++++ DATA SHOWN

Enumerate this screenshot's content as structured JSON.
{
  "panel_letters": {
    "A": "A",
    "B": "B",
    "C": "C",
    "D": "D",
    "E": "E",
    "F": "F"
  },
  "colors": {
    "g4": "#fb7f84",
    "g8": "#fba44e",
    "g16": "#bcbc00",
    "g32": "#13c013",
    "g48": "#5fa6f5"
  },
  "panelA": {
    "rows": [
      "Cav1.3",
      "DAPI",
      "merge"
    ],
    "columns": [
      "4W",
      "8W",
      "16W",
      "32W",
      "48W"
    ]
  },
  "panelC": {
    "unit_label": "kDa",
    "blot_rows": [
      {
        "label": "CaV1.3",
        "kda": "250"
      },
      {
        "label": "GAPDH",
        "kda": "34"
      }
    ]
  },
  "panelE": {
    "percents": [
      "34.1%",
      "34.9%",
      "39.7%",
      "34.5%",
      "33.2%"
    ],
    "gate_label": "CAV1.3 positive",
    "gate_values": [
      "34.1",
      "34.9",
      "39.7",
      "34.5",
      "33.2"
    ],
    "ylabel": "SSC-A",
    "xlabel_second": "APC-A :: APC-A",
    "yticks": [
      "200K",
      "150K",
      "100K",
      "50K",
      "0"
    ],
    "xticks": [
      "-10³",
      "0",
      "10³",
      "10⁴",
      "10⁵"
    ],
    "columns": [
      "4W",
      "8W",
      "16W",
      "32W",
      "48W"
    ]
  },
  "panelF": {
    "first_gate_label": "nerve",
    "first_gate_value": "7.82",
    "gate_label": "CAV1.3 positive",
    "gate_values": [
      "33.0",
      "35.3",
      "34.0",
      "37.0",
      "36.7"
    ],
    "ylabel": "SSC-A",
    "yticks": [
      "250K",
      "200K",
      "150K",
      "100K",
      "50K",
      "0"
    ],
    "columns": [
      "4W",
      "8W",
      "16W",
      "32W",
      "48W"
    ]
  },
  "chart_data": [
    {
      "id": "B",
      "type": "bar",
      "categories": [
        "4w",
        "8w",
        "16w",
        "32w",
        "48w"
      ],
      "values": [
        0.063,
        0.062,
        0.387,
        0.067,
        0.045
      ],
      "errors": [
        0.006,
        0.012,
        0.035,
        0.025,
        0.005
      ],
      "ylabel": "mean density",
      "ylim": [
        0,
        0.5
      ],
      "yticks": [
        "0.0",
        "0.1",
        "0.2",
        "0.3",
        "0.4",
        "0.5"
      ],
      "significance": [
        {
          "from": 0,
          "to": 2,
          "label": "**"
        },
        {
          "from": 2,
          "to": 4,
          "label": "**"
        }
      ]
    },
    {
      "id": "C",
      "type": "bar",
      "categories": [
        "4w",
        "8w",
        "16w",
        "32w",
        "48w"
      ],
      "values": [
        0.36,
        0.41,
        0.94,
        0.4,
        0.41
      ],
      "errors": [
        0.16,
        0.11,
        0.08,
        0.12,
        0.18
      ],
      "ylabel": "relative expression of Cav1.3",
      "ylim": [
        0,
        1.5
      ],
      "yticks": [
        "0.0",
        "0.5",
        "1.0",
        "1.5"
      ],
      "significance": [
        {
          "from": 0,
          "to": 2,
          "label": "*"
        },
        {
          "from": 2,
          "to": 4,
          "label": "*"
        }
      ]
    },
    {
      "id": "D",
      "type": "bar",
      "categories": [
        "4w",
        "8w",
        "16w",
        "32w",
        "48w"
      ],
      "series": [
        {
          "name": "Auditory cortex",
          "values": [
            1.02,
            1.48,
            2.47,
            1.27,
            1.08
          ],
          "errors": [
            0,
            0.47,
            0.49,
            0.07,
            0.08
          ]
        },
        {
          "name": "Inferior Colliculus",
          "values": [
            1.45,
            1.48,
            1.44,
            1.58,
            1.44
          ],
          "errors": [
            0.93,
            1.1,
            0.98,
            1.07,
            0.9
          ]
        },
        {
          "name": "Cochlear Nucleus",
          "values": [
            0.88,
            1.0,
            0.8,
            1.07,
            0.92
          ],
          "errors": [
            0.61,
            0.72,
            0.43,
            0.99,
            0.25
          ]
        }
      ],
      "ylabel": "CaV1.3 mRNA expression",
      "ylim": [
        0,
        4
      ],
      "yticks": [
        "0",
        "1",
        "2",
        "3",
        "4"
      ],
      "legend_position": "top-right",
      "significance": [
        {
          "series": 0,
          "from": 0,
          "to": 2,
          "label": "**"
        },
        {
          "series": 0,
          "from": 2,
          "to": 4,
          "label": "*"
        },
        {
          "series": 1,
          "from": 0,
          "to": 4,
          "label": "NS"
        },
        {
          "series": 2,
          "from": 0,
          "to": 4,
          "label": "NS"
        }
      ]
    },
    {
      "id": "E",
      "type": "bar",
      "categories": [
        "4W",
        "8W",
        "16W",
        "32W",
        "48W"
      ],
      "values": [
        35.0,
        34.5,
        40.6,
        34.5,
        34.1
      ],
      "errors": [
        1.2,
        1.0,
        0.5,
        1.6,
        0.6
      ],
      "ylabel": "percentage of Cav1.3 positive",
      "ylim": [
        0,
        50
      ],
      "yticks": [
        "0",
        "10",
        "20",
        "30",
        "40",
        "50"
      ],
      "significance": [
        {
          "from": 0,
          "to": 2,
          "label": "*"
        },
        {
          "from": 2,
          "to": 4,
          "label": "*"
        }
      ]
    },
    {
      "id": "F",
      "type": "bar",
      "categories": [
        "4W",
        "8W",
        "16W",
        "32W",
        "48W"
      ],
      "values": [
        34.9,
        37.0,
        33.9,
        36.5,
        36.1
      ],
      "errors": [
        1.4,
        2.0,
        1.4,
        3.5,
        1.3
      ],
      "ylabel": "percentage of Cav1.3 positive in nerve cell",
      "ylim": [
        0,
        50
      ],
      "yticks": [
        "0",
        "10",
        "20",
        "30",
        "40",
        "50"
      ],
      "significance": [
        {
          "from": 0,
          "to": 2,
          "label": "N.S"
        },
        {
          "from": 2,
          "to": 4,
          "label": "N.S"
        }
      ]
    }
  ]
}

++++++++

> THE PROBLEM:
Wherever the word "expression" occurs in the data above, copy the line it sits in.

> ANSWER FOR THE TASK:
      "ylabel": "relative expression of Cav1.3",
      "ylabel": "CaV1.3 mRNA expression",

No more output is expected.